* **DIRECTIVE**: Exactly repeat the lines starting at the one that holds "What data populates" and ending at the one that holds "Output a JSON". Both end lines count; leave out everything else.

* **DATASET ENTRIES**:

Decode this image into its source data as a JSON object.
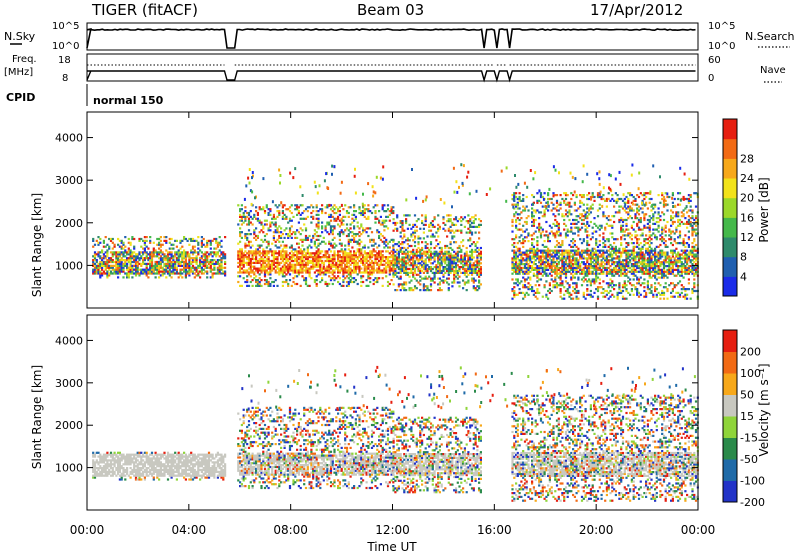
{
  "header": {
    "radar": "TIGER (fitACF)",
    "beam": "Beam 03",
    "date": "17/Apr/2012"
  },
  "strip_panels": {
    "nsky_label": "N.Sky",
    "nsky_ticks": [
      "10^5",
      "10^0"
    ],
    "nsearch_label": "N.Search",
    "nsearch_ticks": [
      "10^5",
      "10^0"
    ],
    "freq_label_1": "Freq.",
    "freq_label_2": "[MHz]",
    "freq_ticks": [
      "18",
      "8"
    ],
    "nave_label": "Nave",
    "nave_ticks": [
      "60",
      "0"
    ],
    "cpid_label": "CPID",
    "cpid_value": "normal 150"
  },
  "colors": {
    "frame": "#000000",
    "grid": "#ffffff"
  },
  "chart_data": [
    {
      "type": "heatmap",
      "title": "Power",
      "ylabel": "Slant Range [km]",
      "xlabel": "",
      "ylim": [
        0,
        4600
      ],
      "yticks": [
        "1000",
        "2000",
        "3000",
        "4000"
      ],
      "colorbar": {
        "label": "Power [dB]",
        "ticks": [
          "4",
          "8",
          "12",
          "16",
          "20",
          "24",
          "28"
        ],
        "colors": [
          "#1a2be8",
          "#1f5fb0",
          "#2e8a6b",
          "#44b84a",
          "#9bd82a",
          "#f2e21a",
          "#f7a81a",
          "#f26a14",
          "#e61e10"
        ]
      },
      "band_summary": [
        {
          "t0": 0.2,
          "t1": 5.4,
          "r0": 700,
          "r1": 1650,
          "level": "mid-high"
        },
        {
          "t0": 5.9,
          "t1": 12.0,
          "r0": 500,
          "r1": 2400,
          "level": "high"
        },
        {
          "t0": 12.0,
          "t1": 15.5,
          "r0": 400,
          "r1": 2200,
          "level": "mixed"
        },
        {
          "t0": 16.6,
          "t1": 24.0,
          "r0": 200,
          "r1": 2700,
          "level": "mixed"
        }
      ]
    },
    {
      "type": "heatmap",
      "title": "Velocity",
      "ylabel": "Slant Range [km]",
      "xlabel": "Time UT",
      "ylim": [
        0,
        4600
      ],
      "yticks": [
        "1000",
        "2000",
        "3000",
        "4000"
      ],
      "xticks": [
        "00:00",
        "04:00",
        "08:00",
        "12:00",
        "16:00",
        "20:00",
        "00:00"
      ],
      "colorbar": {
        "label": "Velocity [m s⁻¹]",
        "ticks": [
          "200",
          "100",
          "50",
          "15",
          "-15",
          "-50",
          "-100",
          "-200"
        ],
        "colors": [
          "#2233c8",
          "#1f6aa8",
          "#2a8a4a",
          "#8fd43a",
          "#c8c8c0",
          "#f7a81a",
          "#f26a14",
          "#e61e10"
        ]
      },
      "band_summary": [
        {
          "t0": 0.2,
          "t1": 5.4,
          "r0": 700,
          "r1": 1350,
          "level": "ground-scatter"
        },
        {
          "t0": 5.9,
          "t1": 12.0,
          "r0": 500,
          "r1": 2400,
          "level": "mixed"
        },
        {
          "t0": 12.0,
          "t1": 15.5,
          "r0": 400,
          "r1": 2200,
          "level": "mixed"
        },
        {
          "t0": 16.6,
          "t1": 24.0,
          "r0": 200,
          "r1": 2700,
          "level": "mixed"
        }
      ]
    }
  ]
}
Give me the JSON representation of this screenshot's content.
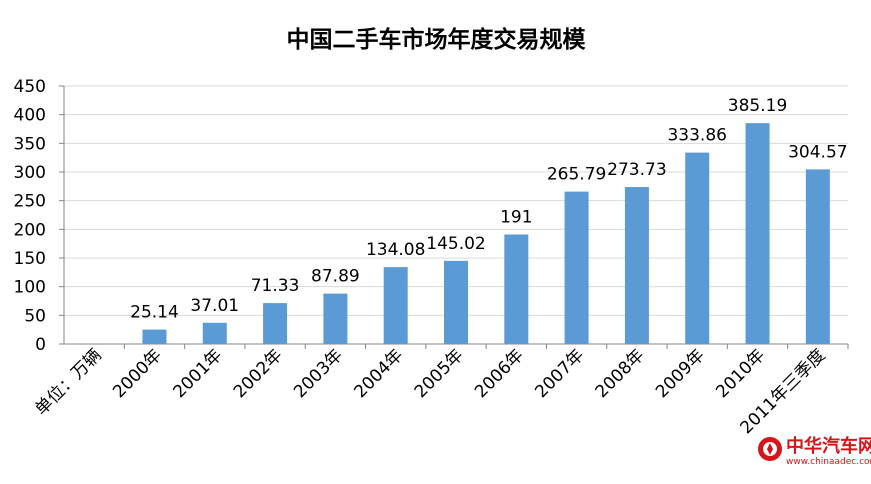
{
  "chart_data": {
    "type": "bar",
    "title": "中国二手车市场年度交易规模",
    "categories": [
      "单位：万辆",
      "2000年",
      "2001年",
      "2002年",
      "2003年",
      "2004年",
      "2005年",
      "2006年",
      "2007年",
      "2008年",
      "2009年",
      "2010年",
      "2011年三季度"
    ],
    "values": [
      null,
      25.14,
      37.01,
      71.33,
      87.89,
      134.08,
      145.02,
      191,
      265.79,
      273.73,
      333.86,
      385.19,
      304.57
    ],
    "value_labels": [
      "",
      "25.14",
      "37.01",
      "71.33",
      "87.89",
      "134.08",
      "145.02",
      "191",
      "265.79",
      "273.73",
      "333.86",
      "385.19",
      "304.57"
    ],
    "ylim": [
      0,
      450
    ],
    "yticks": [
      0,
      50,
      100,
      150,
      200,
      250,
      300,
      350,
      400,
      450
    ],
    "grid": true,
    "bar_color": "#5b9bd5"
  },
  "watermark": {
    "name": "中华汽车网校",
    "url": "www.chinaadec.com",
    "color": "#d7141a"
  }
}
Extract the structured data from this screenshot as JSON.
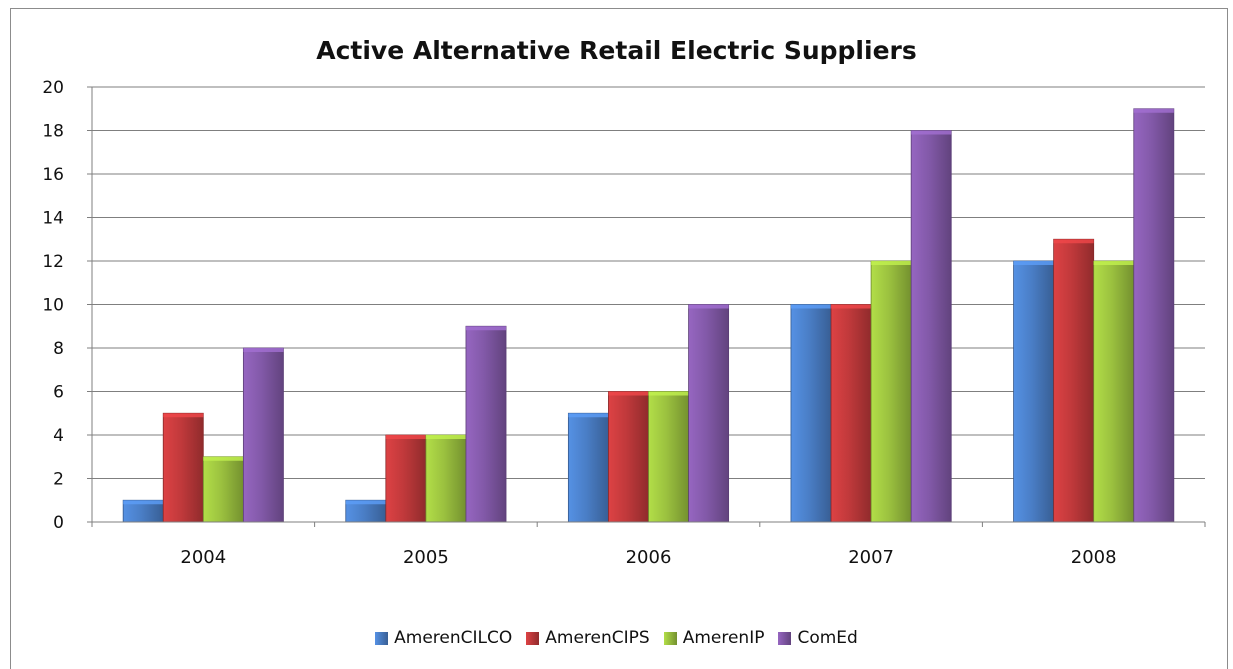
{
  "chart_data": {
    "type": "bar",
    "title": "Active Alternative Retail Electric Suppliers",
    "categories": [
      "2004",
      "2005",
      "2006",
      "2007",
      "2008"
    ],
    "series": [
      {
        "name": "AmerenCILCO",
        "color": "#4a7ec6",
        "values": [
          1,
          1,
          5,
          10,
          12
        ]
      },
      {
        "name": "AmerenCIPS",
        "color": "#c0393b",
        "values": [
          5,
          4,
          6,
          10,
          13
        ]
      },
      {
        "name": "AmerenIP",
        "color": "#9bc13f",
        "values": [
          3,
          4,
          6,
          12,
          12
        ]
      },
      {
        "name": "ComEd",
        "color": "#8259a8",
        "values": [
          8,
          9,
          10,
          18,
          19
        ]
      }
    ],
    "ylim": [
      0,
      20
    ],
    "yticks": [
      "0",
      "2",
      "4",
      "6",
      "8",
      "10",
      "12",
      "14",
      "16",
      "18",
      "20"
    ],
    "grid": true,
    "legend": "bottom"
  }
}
==
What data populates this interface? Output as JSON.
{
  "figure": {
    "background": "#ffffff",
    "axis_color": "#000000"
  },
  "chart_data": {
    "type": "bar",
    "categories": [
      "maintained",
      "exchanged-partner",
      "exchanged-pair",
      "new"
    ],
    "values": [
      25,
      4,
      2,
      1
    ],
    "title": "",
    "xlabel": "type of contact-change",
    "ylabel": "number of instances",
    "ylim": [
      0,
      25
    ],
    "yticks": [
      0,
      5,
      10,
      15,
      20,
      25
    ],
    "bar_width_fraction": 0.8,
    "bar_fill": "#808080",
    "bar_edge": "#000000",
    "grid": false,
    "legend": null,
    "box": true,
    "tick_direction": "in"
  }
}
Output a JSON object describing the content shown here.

* **SOLUTION**:
What data populates this interface? Output as JSON.
{
  "figure": {
    "background": "#ffffff",
    "axis_color": "#000000"
  },
  "chart_data": {
    "type": "bar",
    "categories": [
      "maintained",
      "exchanged-partner",
      "exchanged-pair",
      "new"
    ],
    "values": [
      25,
      4,
      2,
      1
    ],
    "title": "",
    "xlabel": "type of contact-change",
    "ylabel": "number of instances",
    "ylim": [
      0,
      25
    ],
    "yticks": [
      0,
      5,
      10,
      15,
      20,
      25
    ],
    "bar_width_fraction": 0.8,
    "bar_fill": "#808080",
    "bar_edge": "#000000",
    "grid": false,
    "legend": null,
    "box": true,
    "tick_direction": "in"
  }
}
Output a JSON object describing the content shown here.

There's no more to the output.